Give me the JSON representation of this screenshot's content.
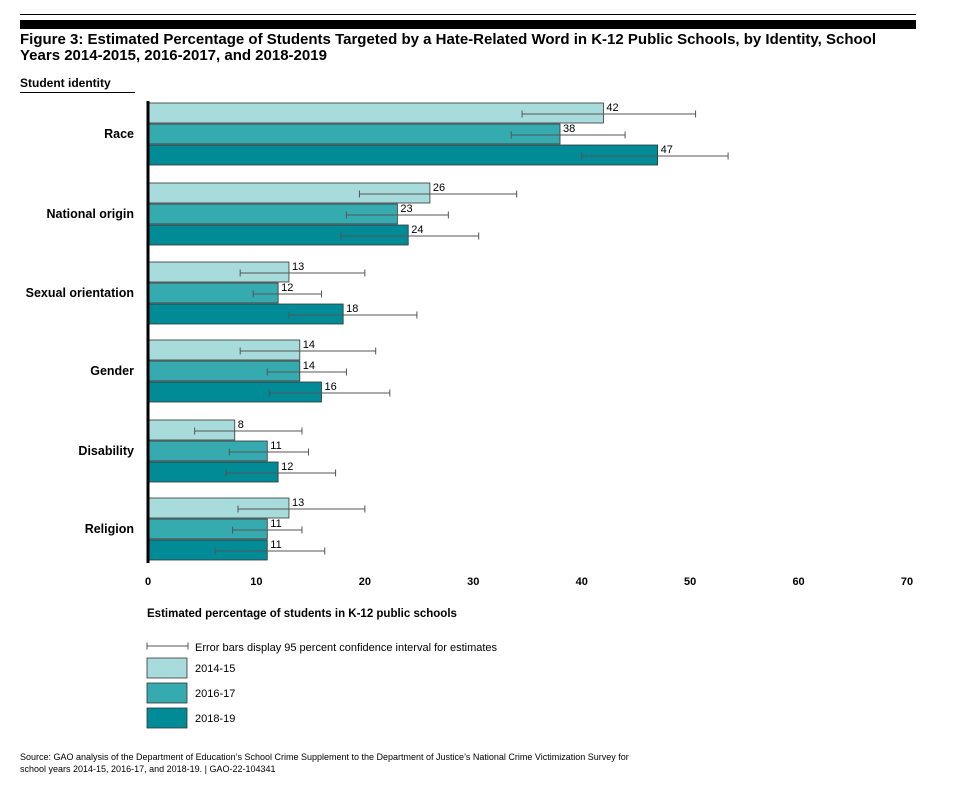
{
  "title_line1": "Figure 3: Estimated Percentage of Students Targeted by a Hate-Related Word in K-12 Public Schools, by Identity, School",
  "title_line2": "Years 2014-2015, 2016-2017, and 2018-2019",
  "y_heading": "Student identity",
  "source_line1": "Source: GAO analysis of the Department of Education’s School Crime Supplement to the Department of Justice’s National Crime Victimization Survey for",
  "source_line2": "school years 2014-15, 2016-17, and 2018-19.  |  GAO-22-104341",
  "colors": {
    "s2014": "#a8dcdc",
    "s2016": "#35abb0",
    "s2018": "#008b97",
    "axis": "#000000",
    "error": "#555555"
  },
  "chart_data": {
    "type": "bar",
    "orientation": "horizontal",
    "xlabel": "Estimated percentage of students in K-12 public schools",
    "ylabel": "Student identity",
    "xlim": [
      0,
      70
    ],
    "xticks": [
      0,
      10,
      20,
      30,
      40,
      50,
      60,
      70
    ],
    "categories": [
      "Race",
      "National origin",
      "Sexual orientation",
      "Gender",
      "Disability",
      "Religion"
    ],
    "series": [
      {
        "name": "2014-15",
        "values": [
          42,
          26,
          13,
          14,
          8,
          13
        ],
        "ci_low": [
          34.5,
          19.5,
          8.5,
          8.5,
          4.3,
          8.3
        ],
        "ci_high": [
          50.5,
          34,
          20,
          21,
          14.2,
          20
        ]
      },
      {
        "name": "2016-17",
        "values": [
          38,
          23,
          12,
          14,
          11,
          11
        ],
        "ci_low": [
          33.5,
          18.3,
          9.7,
          11,
          7.5,
          7.8
        ],
        "ci_high": [
          44,
          27.7,
          16,
          18.3,
          14.8,
          14.2
        ]
      },
      {
        "name": "2018-19",
        "values": [
          47,
          24,
          18,
          16,
          12,
          11
        ],
        "ci_low": [
          40,
          17.8,
          13,
          11.2,
          7.2,
          6.2
        ],
        "ci_high": [
          53.5,
          30.5,
          24.8,
          22.3,
          17.3,
          16.3
        ]
      }
    ],
    "legend_errorbar_label": "Error bars display 95 percent confidence interval for estimates",
    "legend": [
      "2014-15",
      "2016-17",
      "2018-19"
    ],
    "grid": false
  }
}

----------------------------------------

◆ Requirement
Which lines in the data above contain "orientation"? Show each one.

◆ Answer for the task
    "orientation": "horizontal",
      "Sexual orientation",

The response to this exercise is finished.